- EXERCISE AIM -
In the records that follow, show each line where the word "devices" is present.

- RECORDS SUPPLIED -
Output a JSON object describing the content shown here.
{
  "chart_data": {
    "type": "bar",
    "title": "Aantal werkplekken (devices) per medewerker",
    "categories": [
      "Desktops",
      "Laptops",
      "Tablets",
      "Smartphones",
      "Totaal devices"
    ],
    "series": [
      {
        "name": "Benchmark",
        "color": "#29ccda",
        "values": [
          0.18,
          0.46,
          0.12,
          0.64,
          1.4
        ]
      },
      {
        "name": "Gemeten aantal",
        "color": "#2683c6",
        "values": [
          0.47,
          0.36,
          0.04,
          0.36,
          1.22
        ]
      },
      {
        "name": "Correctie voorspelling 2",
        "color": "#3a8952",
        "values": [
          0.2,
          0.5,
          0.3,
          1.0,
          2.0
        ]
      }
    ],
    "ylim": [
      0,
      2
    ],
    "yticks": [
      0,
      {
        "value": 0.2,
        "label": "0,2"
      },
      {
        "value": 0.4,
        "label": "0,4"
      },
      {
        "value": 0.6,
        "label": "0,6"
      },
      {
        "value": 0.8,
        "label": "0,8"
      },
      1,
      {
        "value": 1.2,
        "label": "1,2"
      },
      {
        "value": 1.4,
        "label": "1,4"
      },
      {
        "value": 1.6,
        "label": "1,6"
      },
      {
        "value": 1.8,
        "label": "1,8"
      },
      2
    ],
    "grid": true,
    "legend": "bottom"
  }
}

==

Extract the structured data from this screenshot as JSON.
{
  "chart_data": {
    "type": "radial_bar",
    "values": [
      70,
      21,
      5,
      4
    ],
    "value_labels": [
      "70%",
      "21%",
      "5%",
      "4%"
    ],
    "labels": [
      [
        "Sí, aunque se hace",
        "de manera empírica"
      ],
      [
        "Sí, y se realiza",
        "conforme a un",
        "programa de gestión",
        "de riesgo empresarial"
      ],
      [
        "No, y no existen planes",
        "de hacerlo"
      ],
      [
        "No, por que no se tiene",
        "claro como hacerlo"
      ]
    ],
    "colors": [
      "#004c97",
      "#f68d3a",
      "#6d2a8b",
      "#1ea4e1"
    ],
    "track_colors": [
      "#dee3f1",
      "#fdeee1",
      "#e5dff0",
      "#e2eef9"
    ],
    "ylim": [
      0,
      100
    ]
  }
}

- THE COMPLETED TASK -
    "title": "Aantal werkplekken (devices) per medewerker",
      "Totaal devices"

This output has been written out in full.